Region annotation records
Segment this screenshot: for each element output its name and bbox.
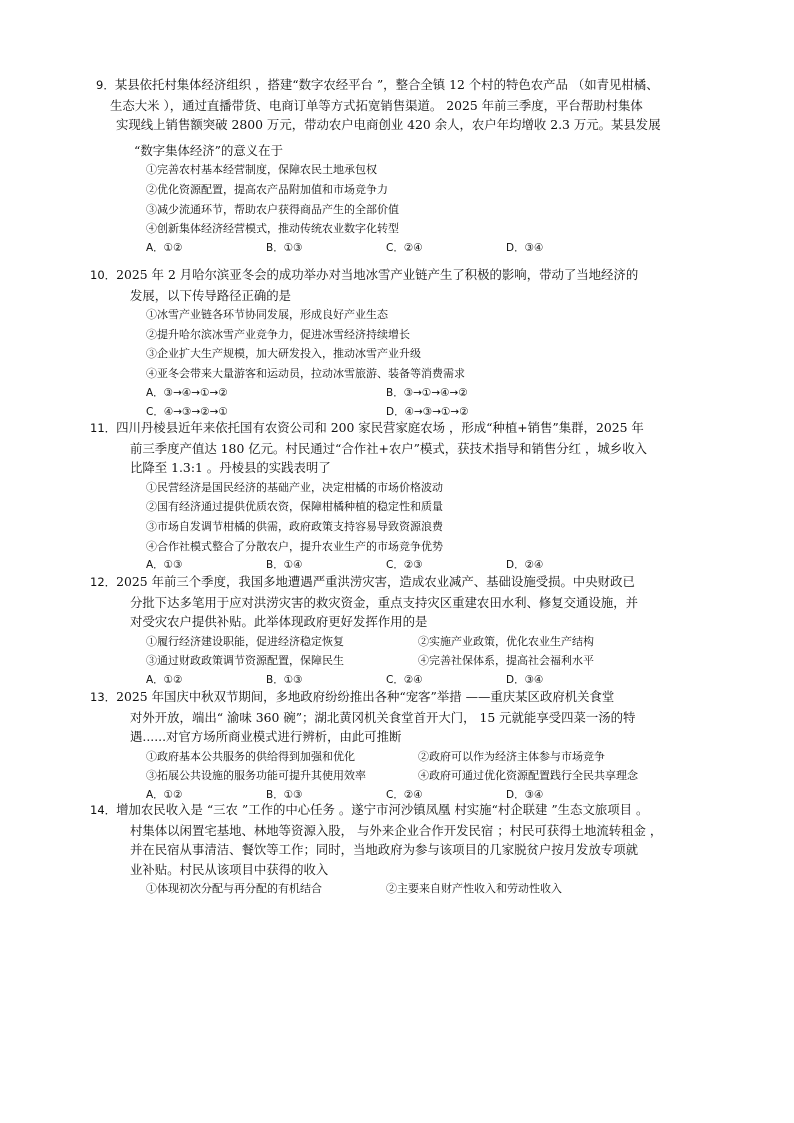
answer-d[interactable]: D．③④ xyxy=(506,788,544,801)
stem-line: 前三季度产值达 180 亿元。村民通过“合作社+农户”模式，获技术指导和销售分红 ，城乡收入 xyxy=(130,440,647,456)
question-stem xyxy=(90,265,700,305)
option-item: ②实施产业政策，优化农业生产结构 xyxy=(418,634,594,648)
option-item: ②政府可以作为经济主体参与市场竞争 xyxy=(418,749,605,763)
answer-b[interactable]: B．③→①→④→② xyxy=(386,386,468,399)
question-12 xyxy=(90,572,700,691)
question-11 xyxy=(90,418,700,576)
option-item: ③通过财政政策调节资源配置，保障民生 xyxy=(146,654,344,668)
answer-c[interactable]: C．②③ xyxy=(386,559,423,572)
option-item: ④创新集体经济经营模式，推动传统农业数字化转型 xyxy=(146,222,399,236)
option-list xyxy=(110,478,700,556)
option-item: ④完善社保体系，提高社会福利水平 xyxy=(418,654,594,668)
question-stem xyxy=(90,800,700,879)
stem-line: 实现线上销售额突破 2800 万元，带动农户电商创业 420 余人，农户年均增收 2.3 万元。某县发展 xyxy=(116,117,661,133)
stem-line: 10．2025 年 2 月哈尔滨亚冬会的成功举办对当地冰雪产业链产生了积极的影响，带动了当地经济的 xyxy=(90,267,639,282)
stem-line: 13．2025 年国庆中秋双节期间，多地政府纷纷推出各种“宠客”举措 ——重庆某区政府机关食堂 xyxy=(90,689,615,704)
stem-line: 村集体以闲置宅基地、林地等资源入股， 与外来企业合作开发民宿 ；村民可获得土地流转租金 ， xyxy=(130,822,663,838)
question-stem xyxy=(90,687,700,747)
option-item: ①冰雪产业链各环节协同发展，形成良好产业生态 xyxy=(146,308,388,322)
option-item: ④政府可通过优化资源配置践行全民共享理念 xyxy=(418,769,638,783)
answer-a[interactable]: A．③→④→①→② xyxy=(146,386,228,399)
option-item: ②主要来自财产性收入和劳动性收入 xyxy=(386,882,562,896)
stem-line: 12．2025 年前三个季度，我国多地遭遇严重洪涝灾害，造成农业减产、基础设施受损。中央财政已 xyxy=(90,574,635,589)
answer-d[interactable]: D．③④ xyxy=(506,673,544,686)
stem-line: 比降至 1.3:1 。丹棱县的实践表明了 xyxy=(130,460,331,476)
answer-c[interactable]: C．②④ xyxy=(386,241,423,254)
option-item: ①履行经济建设职能，促进经济稳定恢复 xyxy=(146,634,344,648)
stem-line: 对受灾农户提供补贴。此举体现政府更好发挥作用的是 xyxy=(130,614,428,630)
question-number: 10． xyxy=(90,268,117,282)
option-item: ③市场自发调节柑橘的供需，政府政策支持容易导致资源浪费 xyxy=(146,519,443,533)
option-row xyxy=(110,766,700,786)
question-10 xyxy=(90,265,700,423)
answer-b[interactable]: B．①③ xyxy=(266,241,303,254)
answer-b[interactable]: B．①④ xyxy=(266,559,303,572)
answer-d[interactable]: D．④→③→①→② xyxy=(386,406,469,419)
stem-line: 并在民宿从事清洁、餐饮等工作；同时，当地政府为参与该项目的几家脱贫户按月发放专项就 xyxy=(130,842,639,858)
stem-line: 生态大米 ），通过直播带货、电商订单等方式拓宽销售渠道。 2025 年前三季度，平台帮助村集体 xyxy=(110,97,643,113)
option-row xyxy=(110,651,700,671)
answer-c[interactable]: C．②④ xyxy=(386,673,423,686)
option-list xyxy=(110,160,700,238)
question-number: 13． xyxy=(90,690,117,704)
answer-a[interactable]: A．①② xyxy=(146,673,183,686)
option-item: ③拓展公共设施的服务功能可提升其使用效率 xyxy=(146,769,366,783)
stem-line: 业补贴。村民从该项目中获得的收入 xyxy=(130,861,329,877)
question-9 xyxy=(96,75,700,258)
question-number: 12． xyxy=(90,575,117,589)
option-item: ②国有经济通过提供优质农资，保障柑橘种植的稳定性和质量 xyxy=(146,500,443,514)
answer-a[interactable]: A．①② xyxy=(146,788,183,801)
option-row xyxy=(110,632,700,652)
stem-line: 分批下达多笔用于应对洪涝灾害的救灾资金，重点支持灾区重建农田水利、修复交通设施，并 xyxy=(130,594,639,610)
question-number: 11． xyxy=(90,421,117,435)
option-item: ③企业扩大生产规模，加大研发投入，推动冰雪产业升级 xyxy=(146,347,421,361)
stem-line: 9．某县依托村集体经济组织 ，搭建“数字农经平台 ”，整合全镇 12 个村的特色农产品 （如青见柑橘、 xyxy=(96,77,659,92)
answer-c[interactable]: C．④→③→②→① xyxy=(146,406,228,419)
option-item: ①体现初次分配与再分配的有机结合 xyxy=(146,882,322,896)
option-item: ①民营经济是国民经济的基础产业，决定柑橘的市场价格波动 xyxy=(146,480,443,494)
answer-a[interactable]: A．①② xyxy=(146,241,183,254)
question-number: 9． xyxy=(96,78,115,92)
answer-choices xyxy=(110,239,700,259)
option-item: ②优化资源配置，提高农产品附加值和市场竞争力 xyxy=(146,182,388,196)
stem-line: 对外开放，端出“ 渝味 360 碗”；湖北黄冈机关食堂首开大门， 15 元就能享受四菜一汤的特 xyxy=(130,709,636,725)
question-number: 14． xyxy=(90,803,117,817)
stem-line: 14．增加农民收入是 “三农 ”工作的中心任务 。遂宁市河沙镇凤凰 村实施“村企联建 ”生态文旅项目 。 xyxy=(90,802,649,817)
option-row xyxy=(110,747,700,767)
option-item: ①政府基本公共服务的供给得到加强和优化 xyxy=(146,749,355,763)
stem-line: 遇......对官方场所商业模式进行辨析，由此可推断 xyxy=(130,729,402,745)
answer-c[interactable]: C．②④ xyxy=(386,788,423,801)
answer-choices xyxy=(110,384,700,404)
stem-line: 发展，以下传导路径正确的是 xyxy=(130,287,292,303)
option-item: ①完善农村基本经营制度，保障农民土地承包权 xyxy=(146,163,377,177)
answer-d[interactable]: D．③④ xyxy=(506,241,544,254)
question-14 xyxy=(90,800,700,899)
answer-b[interactable]: B．①③ xyxy=(266,788,303,801)
option-list xyxy=(110,305,700,383)
stem-line: 11．四川丹棱县近年来依托国有农资公司和 200 家民营家庭农场 ，形成“种植+销售”集群，2025 年 xyxy=(90,420,644,435)
question-stem xyxy=(96,75,700,160)
question-13 xyxy=(90,687,700,806)
stem-line: “数字集体经济”的意义在于 xyxy=(134,142,283,158)
answer-b[interactable]: B．①③ xyxy=(266,673,303,686)
question-stem xyxy=(90,418,700,478)
question-stem xyxy=(90,572,700,632)
option-row xyxy=(110,879,700,899)
option-item: ②提升哈尔滨冰雪产业竞争力，促进冰雪经济持续增长 xyxy=(146,327,410,341)
answer-d[interactable]: D．②④ xyxy=(506,559,544,572)
option-item: ④亚冬会带来大量游客和运动员，拉动冰雪旅游、装备等消费需求 xyxy=(146,366,465,380)
option-item: ③减少流通环节，帮助农户获得商品产生的全部价值 xyxy=(146,202,399,216)
answer-a[interactable]: A．①③ xyxy=(146,559,183,572)
option-item: ④合作社模式整合了分散农户，提升农业生产的市场竞争优势 xyxy=(146,539,443,553)
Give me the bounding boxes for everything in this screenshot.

PROBLEM DESCRIPTION:
Rewrite every row, changing each "option-item" to "choice-item" and keeping everything else the same. Omit the pictures from your answer.

IN RESPONSE:
Segment this screenshot: for each element output its name and bbox.
answer-d[interactable]: D．③④ xyxy=(506,788,544,801)
stem-line: 前三季度产值达 180 亿元。村民通过“合作社+农户”模式，获技术指导和销售分红 ，城乡收入 xyxy=(130,440,647,456)
question-stem xyxy=(90,265,700,305)
choice-item: ②实施产业政策，优化农业生产结构 xyxy=(418,634,594,648)
choice-item: ②政府可以作为经济主体参与市场竞争 xyxy=(418,749,605,763)
answer-b[interactable]: B．③→①→④→② xyxy=(386,386,468,399)
question-12 xyxy=(90,572,700,691)
question-11 xyxy=(90,418,700,576)
choice-item: ③通过财政政策调节资源配置，保障民生 xyxy=(146,654,344,668)
answer-c[interactable]: C．②③ xyxy=(386,559,423,572)
choice-item: ④创新集体经济经营模式，推动传统农业数字化转型 xyxy=(146,222,399,236)
option-list xyxy=(110,478,700,556)
choice-item: ④完善社保体系，提高社会福利水平 xyxy=(418,654,594,668)
question-stem xyxy=(90,800,700,879)
stem-line: 实现线上销售额突破 2800 万元，带动农户电商创业 420 余人，农户年均增收 2.3 万元。某县发展 xyxy=(116,117,661,133)
stem-line: 10．2025 年 2 月哈尔滨亚冬会的成功举办对当地冰雪产业链产生了积极的影响，带动了当地经济的 xyxy=(90,267,639,282)
stem-line: 13．2025 年国庆中秋双节期间，多地政府纷纷推出各种“宠客”举措 ——重庆某区政府机关食堂 xyxy=(90,689,615,704)
stem-line: 村集体以闲置宅基地、林地等资源入股， 与外来企业合作开发民宿 ；村民可获得土地流转租金 ， xyxy=(130,822,663,838)
question-stem xyxy=(90,687,700,747)
choice-item: ①冰雪产业链各环节协同发展，形成良好产业生态 xyxy=(146,308,388,322)
choice-item: ④政府可通过优化资源配置践行全民共享理念 xyxy=(418,769,638,783)
answer-a[interactable]: A．③→④→①→② xyxy=(146,386,228,399)
choice-item: ②主要来自财产性收入和劳动性收入 xyxy=(386,882,562,896)
stem-line: 12．2025 年前三个季度，我国多地遭遇严重洪涝灾害，造成农业减产、基础设施受损。中央财政已 xyxy=(90,574,635,589)
answer-d[interactable]: D．③④ xyxy=(506,673,544,686)
stem-line: 比降至 1.3:1 。丹棱县的实践表明了 xyxy=(130,460,331,476)
answer-c[interactable]: C．②④ xyxy=(386,241,423,254)
choice-item: ①履行经济建设职能，促进经济稳定恢复 xyxy=(146,634,344,648)
stem-line: 对受灾农户提供补贴。此举体现政府更好发挥作用的是 xyxy=(130,614,428,630)
question-number: 10． xyxy=(90,268,117,282)
choice-item: ③市场自发调节柑橘的供需，政府政策支持容易导致资源浪费 xyxy=(146,519,443,533)
option-row xyxy=(110,766,700,786)
question-10 xyxy=(90,265,700,423)
answer-b[interactable]: B．①③ xyxy=(266,241,303,254)
answer-b[interactable]: B．①④ xyxy=(266,559,303,572)
answer-d[interactable]: D．④→③→①→② xyxy=(386,406,469,419)
stem-line: 并在民宿从事清洁、餐饮等工作；同时，当地政府为参与该项目的几家脱贫户按月发放专项就 xyxy=(130,842,639,858)
stem-line: 生态大米 ），通过直播带货、电商订单等方式拓宽销售渠道。 2025 年前三季度，平台帮助村集体 xyxy=(110,97,643,113)
option-row xyxy=(110,651,700,671)
answer-c[interactable]: C．②④ xyxy=(386,673,423,686)
option-list xyxy=(110,160,700,238)
question-number: 13． xyxy=(90,690,117,704)
answer-a[interactable]: A．①② xyxy=(146,673,183,686)
choice-item: ③拓展公共设施的服务功能可提升其使用效率 xyxy=(146,769,366,783)
stem-line: 业补贴。村民从该项目中获得的收入 xyxy=(130,861,329,877)
question-9 xyxy=(96,75,700,258)
question-number: 12． xyxy=(90,575,117,589)
choice-item: ②国有经济通过提供优质农资，保障柑橘种植的稳定性和质量 xyxy=(146,500,443,514)
answer-a[interactable]: A．①② xyxy=(146,788,183,801)
option-row xyxy=(110,632,700,652)
stem-line: 分批下达多笔用于应对洪涝灾害的救灾资金，重点支持灾区重建农田水利、修复交通设施，并 xyxy=(130,594,639,610)
question-number: 11． xyxy=(90,421,117,435)
choice-item: ③企业扩大生产规模，加大研发投入，推动冰雪产业升级 xyxy=(146,347,421,361)
stem-line: 9．某县依托村集体经济组织 ，搭建“数字农经平台 ”，整合全镇 12 个村的特色农产品 （如青见柑橘、 xyxy=(96,77,659,92)
answer-c[interactable]: C．④→③→②→① xyxy=(146,406,228,419)
choice-item: ①体现初次分配与再分配的有机结合 xyxy=(146,882,322,896)
choice-item: ①民营经济是国民经济的基础产业，决定柑橘的市场价格波动 xyxy=(146,480,443,494)
answer-a[interactable]: A．①② xyxy=(146,241,183,254)
question-number: 9． xyxy=(96,78,115,92)
answer-choices xyxy=(110,239,700,259)
choice-item: ②优化资源配置，提高农产品附加值和市场竞争力 xyxy=(146,182,388,196)
stem-line: 对外开放，端出“ 渝味 360 碗”；湖北黄冈机关食堂首开大门， 15 元就能享受四菜一汤的特 xyxy=(130,709,636,725)
question-number: 14． xyxy=(90,803,117,817)
stem-line: 14．增加农民收入是 “三农 ”工作的中心任务 。遂宁市河沙镇凤凰 村实施“村企联建 ”生态文旅项目 。 xyxy=(90,802,649,817)
option-row xyxy=(110,747,700,767)
choice-item: ①政府基本公共服务的供给得到加强和优化 xyxy=(146,749,355,763)
stem-line: 遇......对官方场所商业模式进行辨析，由此可推断 xyxy=(130,729,402,745)
answer-c[interactable]: C．②④ xyxy=(386,788,423,801)
answer-choices xyxy=(110,384,700,404)
stem-line: 发展，以下传导路径正确的是 xyxy=(130,287,292,303)
choice-item: ①完善农村基本经营制度，保障农民土地承包权 xyxy=(146,163,377,177)
answer-d[interactable]: D．③④ xyxy=(506,241,544,254)
question-14 xyxy=(90,800,700,899)
answer-b[interactable]: B．①③ xyxy=(266,788,303,801)
option-list xyxy=(110,305,700,383)
stem-line: 11．四川丹棱县近年来依托国有农资公司和 200 家民营家庭农场 ，形成“种植+销售”集群，2025 年 xyxy=(90,420,644,435)
question-stem xyxy=(96,75,700,160)
question-13 xyxy=(90,687,700,806)
stem-line: “数字集体经济”的意义在于 xyxy=(134,142,283,158)
answer-b[interactable]: B．①③ xyxy=(266,673,303,686)
question-stem xyxy=(90,418,700,478)
question-stem xyxy=(90,572,700,632)
option-row xyxy=(110,879,700,899)
choice-item: ②提升哈尔滨冰雪产业竞争力，促进冰雪经济持续增长 xyxy=(146,327,410,341)
answer-d[interactable]: D．②④ xyxy=(506,559,544,572)
choice-item: ④亚冬会带来大量游客和运动员，拉动冰雪旅游、装备等消费需求 xyxy=(146,366,465,380)
choice-item: ③减少流通环节，帮助农户获得商品产生的全部价值 xyxy=(146,202,399,216)
answer-a[interactable]: A．①③ xyxy=(146,559,183,572)
choice-item: ④合作社模式整合了分散农户，提升农业生产的市场竞争优势 xyxy=(146,539,443,553)
Give me the bounding boxes for everything in this screenshot.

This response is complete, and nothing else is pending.